▶ _Your instructions_: Reproduce the listing below in its entirety. Change nothing.

▶ _Raw records_:
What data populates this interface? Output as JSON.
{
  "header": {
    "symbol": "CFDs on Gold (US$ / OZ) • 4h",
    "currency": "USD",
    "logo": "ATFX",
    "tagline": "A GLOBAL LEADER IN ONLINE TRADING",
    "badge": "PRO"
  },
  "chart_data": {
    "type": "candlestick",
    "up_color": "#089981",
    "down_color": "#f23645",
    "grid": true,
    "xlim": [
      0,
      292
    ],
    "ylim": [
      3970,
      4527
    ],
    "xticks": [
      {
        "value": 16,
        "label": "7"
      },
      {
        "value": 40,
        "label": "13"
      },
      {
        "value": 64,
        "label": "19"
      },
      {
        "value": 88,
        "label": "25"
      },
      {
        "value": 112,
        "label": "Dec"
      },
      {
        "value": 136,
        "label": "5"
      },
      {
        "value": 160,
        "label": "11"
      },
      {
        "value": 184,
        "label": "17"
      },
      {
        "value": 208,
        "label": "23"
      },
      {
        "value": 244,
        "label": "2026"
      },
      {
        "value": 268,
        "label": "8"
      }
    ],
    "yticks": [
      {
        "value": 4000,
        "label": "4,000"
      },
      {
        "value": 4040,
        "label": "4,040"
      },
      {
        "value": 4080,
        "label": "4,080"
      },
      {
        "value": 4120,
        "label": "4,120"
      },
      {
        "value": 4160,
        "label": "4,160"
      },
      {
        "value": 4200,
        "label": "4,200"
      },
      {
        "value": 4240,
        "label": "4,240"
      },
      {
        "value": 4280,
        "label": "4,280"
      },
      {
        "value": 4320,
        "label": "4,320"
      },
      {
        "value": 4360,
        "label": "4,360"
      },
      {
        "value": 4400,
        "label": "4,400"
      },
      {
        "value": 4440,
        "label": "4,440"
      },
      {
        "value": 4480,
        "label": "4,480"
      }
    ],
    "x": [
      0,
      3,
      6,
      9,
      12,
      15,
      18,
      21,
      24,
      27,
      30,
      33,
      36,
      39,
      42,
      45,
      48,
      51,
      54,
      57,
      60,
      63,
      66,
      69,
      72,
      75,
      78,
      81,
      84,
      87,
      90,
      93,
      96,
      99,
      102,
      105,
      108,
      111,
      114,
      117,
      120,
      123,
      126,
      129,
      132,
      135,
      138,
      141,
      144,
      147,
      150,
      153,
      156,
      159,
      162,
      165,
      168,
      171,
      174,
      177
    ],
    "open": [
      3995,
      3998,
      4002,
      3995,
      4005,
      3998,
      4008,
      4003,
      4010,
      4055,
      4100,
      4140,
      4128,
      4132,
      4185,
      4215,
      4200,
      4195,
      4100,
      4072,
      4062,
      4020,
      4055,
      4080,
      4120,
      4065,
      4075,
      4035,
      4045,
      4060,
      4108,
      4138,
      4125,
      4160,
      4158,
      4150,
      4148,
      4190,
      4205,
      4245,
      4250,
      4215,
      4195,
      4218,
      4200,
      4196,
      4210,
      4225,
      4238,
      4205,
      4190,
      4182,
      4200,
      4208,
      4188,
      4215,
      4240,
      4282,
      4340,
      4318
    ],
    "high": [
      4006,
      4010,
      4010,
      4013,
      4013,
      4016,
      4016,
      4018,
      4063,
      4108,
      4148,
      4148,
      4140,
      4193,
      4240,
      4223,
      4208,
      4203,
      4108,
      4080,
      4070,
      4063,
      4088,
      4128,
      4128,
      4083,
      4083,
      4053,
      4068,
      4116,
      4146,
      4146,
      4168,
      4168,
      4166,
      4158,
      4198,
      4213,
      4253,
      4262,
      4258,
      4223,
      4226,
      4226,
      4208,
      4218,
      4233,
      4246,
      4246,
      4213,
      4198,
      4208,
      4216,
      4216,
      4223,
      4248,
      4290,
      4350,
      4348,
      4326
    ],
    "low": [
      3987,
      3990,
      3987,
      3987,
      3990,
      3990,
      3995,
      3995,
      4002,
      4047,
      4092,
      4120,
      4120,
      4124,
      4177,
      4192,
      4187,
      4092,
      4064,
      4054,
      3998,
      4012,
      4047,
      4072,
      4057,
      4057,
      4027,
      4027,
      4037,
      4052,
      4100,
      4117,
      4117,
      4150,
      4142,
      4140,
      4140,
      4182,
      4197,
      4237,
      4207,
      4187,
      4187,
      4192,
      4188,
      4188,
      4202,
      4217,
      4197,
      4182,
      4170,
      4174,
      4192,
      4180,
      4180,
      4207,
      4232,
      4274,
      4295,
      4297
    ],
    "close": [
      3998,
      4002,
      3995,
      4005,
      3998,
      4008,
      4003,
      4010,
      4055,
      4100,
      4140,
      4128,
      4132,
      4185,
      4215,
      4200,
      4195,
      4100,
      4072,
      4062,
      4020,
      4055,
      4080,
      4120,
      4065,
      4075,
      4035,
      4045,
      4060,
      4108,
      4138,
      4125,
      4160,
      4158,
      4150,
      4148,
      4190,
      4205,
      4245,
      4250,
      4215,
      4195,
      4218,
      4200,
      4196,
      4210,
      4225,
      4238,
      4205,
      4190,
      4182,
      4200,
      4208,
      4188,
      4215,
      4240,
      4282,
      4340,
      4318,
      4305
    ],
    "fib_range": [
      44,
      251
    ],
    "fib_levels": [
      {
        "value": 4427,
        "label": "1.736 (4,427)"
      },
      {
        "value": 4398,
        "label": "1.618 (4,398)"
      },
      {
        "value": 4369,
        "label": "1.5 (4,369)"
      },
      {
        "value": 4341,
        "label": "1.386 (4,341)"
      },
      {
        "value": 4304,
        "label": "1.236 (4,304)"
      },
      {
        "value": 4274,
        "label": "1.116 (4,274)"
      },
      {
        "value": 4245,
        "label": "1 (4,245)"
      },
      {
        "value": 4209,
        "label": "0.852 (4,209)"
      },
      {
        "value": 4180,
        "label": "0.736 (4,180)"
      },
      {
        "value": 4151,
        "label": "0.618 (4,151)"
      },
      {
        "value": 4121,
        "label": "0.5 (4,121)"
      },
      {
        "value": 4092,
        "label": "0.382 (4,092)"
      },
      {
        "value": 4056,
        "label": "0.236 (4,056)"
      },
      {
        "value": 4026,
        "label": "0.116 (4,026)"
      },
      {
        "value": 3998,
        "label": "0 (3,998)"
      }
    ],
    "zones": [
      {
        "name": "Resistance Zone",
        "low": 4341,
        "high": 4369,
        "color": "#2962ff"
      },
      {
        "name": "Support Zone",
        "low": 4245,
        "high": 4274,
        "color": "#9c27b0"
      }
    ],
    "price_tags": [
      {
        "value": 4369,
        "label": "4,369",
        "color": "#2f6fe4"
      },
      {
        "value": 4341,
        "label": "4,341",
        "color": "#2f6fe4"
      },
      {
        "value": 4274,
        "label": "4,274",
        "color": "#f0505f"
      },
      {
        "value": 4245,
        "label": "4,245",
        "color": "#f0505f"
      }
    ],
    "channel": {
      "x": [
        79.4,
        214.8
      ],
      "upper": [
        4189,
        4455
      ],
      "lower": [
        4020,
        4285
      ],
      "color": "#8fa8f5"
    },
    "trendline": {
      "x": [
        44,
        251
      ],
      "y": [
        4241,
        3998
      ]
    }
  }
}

▶ _Reply to the exercise_:
What data populates this interface? Output as JSON.
{
  "header": {
    "symbol": "CFDs on Gold (US$ / OZ) • 4h",
    "currency": "USD",
    "logo": "ATFX",
    "tagline": "A GLOBAL LEADER IN ONLINE TRADING",
    "badge": "PRO"
  },
  "chart_data": {
    "type": "candlestick",
    "up_color": "#089981",
    "down_color": "#f23645",
    "grid": true,
    "xlim": [
      0,
      292
    ],
    "ylim": [
      3970,
      4527
    ],
    "xticks": [
      {
        "value": 16,
        "label": "7"
      },
      {
        "value": 40,
        "label": "13"
      },
      {
        "value": 64,
        "label": "19"
      },
      {
        "value": 88,
        "label": "25"
      },
      {
        "value": 112,
        "label": "Dec"
      },
      {
        "value": 136,
        "label": "5"
      },
      {
        "value": 160,
        "label": "11"
      },
      {
        "value": 184,
        "label": "17"
      },
      {
        "value": 208,
        "label": "23"
      },
      {
        "value": 244,
        "label": "2026"
      },
      {
        "value": 268,
        "label": "8"
      }
    ],
    "yticks": [
      {
        "value": 4000,
        "label": "4,000"
      },
      {
        "value": 4040,
        "label": "4,040"
      },
      {
        "value": 4080,
        "label": "4,080"
      },
      {
        "value": 4120,
        "label": "4,120"
      },
      {
        "value": 4160,
        "label": "4,160"
      },
      {
        "value": 4200,
        "label": "4,200"
      },
      {
        "value": 4240,
        "label": "4,240"
      },
      {
        "value": 4280,
        "label": "4,280"
      },
      {
        "value": 4320,
        "label": "4,320"
      },
      {
        "value": 4360,
        "label": "4,360"
      },
      {
        "value": 4400,
        "label": "4,400"
      },
      {
        "value": 4440,
        "label": "4,440"
      },
      {
        "value": 4480,
        "label": "4,480"
      }
    ],
    "x": [
      0,
      3,
      6,
      9,
      12,
      15,
      18,
      21,
      24,
      27,
      30,
      33,
      36,
      39,
      42,
      45,
      48,
      51,
      54,
      57,
      60,
      63,
      66,
      69,
      72,
      75,
      78,
      81,
      84,
      87,
      90,
      93,
      96,
      99,
      102,
      105,
      108,
      111,
      114,
      117,
      120,
      123,
      126,
      129,
      132,
      135,
      138,
      141,
      144,
      147,
      150,
      153,
      156,
      159,
      162,
      165,
      168,
      171,
      174,
      177
    ],
    "open": [
      3995,
      3998,
      4002,
      3995,
      4005,
      3998,
      4008,
      4003,
      4010,
      4055,
      4100,
      4140,
      4128,
      4132,
      4185,
      4215,
      4200,
      4195,
      4100,
      4072,
      4062,
      4020,
      4055,
      4080,
      4120,
      4065,
      4075,
      4035,
      4045,
      4060,
      4108,
      4138,
      4125,
      4160,
      4158,
      4150,
      4148,
      4190,
      4205,
      4245,
      4250,
      4215,
      4195,
      4218,
      4200,
      4196,
      4210,
      4225,
      4238,
      4205,
      4190,
      4182,
      4200,
      4208,
      4188,
      4215,
      4240,
      4282,
      4340,
      4318
    ],
    "high": [
      4006,
      4010,
      4010,
      4013,
      4013,
      4016,
      4016,
      4018,
      4063,
      4108,
      4148,
      4148,
      4140,
      4193,
      4240,
      4223,
      4208,
      4203,
      4108,
      4080,
      4070,
      4063,
      4088,
      4128,
      4128,
      4083,
      4083,
      4053,
      4068,
      4116,
      4146,
      4146,
      4168,
      4168,
      4166,
      4158,
      4198,
      4213,
      4253,
      4262,
      4258,
      4223,
      4226,
      4226,
      4208,
      4218,
      4233,
      4246,
      4246,
      4213,
      4198,
      4208,
      4216,
      4216,
      4223,
      4248,
      4290,
      4350,
      4348,
      4326
    ],
    "low": [
      3987,
      3990,
      3987,
      3987,
      3990,
      3990,
      3995,
      3995,
      4002,
      4047,
      4092,
      4120,
      4120,
      4124,
      4177,
      4192,
      4187,
      4092,
      4064,
      4054,
      3998,
      4012,
      4047,
      4072,
      4057,
      4057,
      4027,
      4027,
      4037,
      4052,
      4100,
      4117,
      4117,
      4150,
      4142,
      4140,
      4140,
      4182,
      4197,
      4237,
      4207,
      4187,
      4187,
      4192,
      4188,
      4188,
      4202,
      4217,
      4197,
      4182,
      4170,
      4174,
      4192,
      4180,
      4180,
      4207,
      4232,
      4274,
      4295,
      4297
    ],
    "close": [
      3998,
      4002,
      3995,
      4005,
      3998,
      4008,
      4003,
      4010,
      4055,
      4100,
      4140,
      4128,
      4132,
      4185,
      4215,
      4200,
      4195,
      4100,
      4072,
      4062,
      4020,
      4055,
      4080,
      4120,
      4065,
      4075,
      4035,
      4045,
      4060,
      4108,
      4138,
      4125,
      4160,
      4158,
      4150,
      4148,
      4190,
      4205,
      4245,
      4250,
      4215,
      4195,
      4218,
      4200,
      4196,
      4210,
      4225,
      4238,
      4205,
      4190,
      4182,
      4200,
      4208,
      4188,
      4215,
      4240,
      4282,
      4340,
      4318,
      4305
    ],
    "fib_range": [
      44,
      251
    ],
    "fib_levels": [
      {
        "value": 4427,
        "label": "1.736 (4,427)"
      },
      {
        "value": 4398,
        "label": "1.618 (4,398)"
      },
      {
        "value": 4369,
        "label": "1.5 (4,369)"
      },
      {
        "value": 4341,
        "label": "1.386 (4,341)"
      },
      {
        "value": 4304,
        "label": "1.236 (4,304)"
      },
      {
        "value": 4274,
        "label": "1.116 (4,274)"
      },
      {
        "value": 4245,
        "label": "1 (4,245)"
      },
      {
        "value": 4209,
        "label": "0.852 (4,209)"
      },
      {
        "value": 4180,
        "label": "0.736 (4,180)"
      },
      {
        "value": 4151,
        "label": "0.618 (4,151)"
      },
      {
        "value": 4121,
        "label": "0.5 (4,121)"
      },
      {
        "value": 4092,
        "label": "0.382 (4,092)"
      },
      {
        "value": 4056,
        "label": "0.236 (4,056)"
      },
      {
        "value": 4026,
        "label": "0.116 (4,026)"
      },
      {
        "value": 3998,
        "label": "0 (3,998)"
      }
    ],
    "zones": [
      {
        "name": "Resistance Zone",
        "low": 4341,
        "high": 4369,
        "color": "#2962ff"
      },
      {
        "name": "Support Zone",
        "low": 4245,
        "high": 4274,
        "color": "#9c27b0"
      }
    ],
    "price_tags": [
      {
        "value": 4369,
        "label": "4,369",
        "color": "#2f6fe4"
      },
      {
        "value": 4341,
        "label": "4,341",
        "color": "#2f6fe4"
      },
      {
        "value": 4274,
        "label": "4,274",
        "color": "#f0505f"
      },
      {
        "value": 4245,
        "label": "4,245",
        "color": "#f0505f"
      }
    ],
    "channel": {
      "x": [
        79.4,
        214.8
      ],
      "upper": [
        4189,
        4455
      ],
      "lower": [
        4020,
        4285
      ],
      "color": "#8fa8f5"
    },
    "trendline": {
      "x": [
        44,
        251
      ],
      "y": [
        4241,
        3998
      ]
    }
  }
}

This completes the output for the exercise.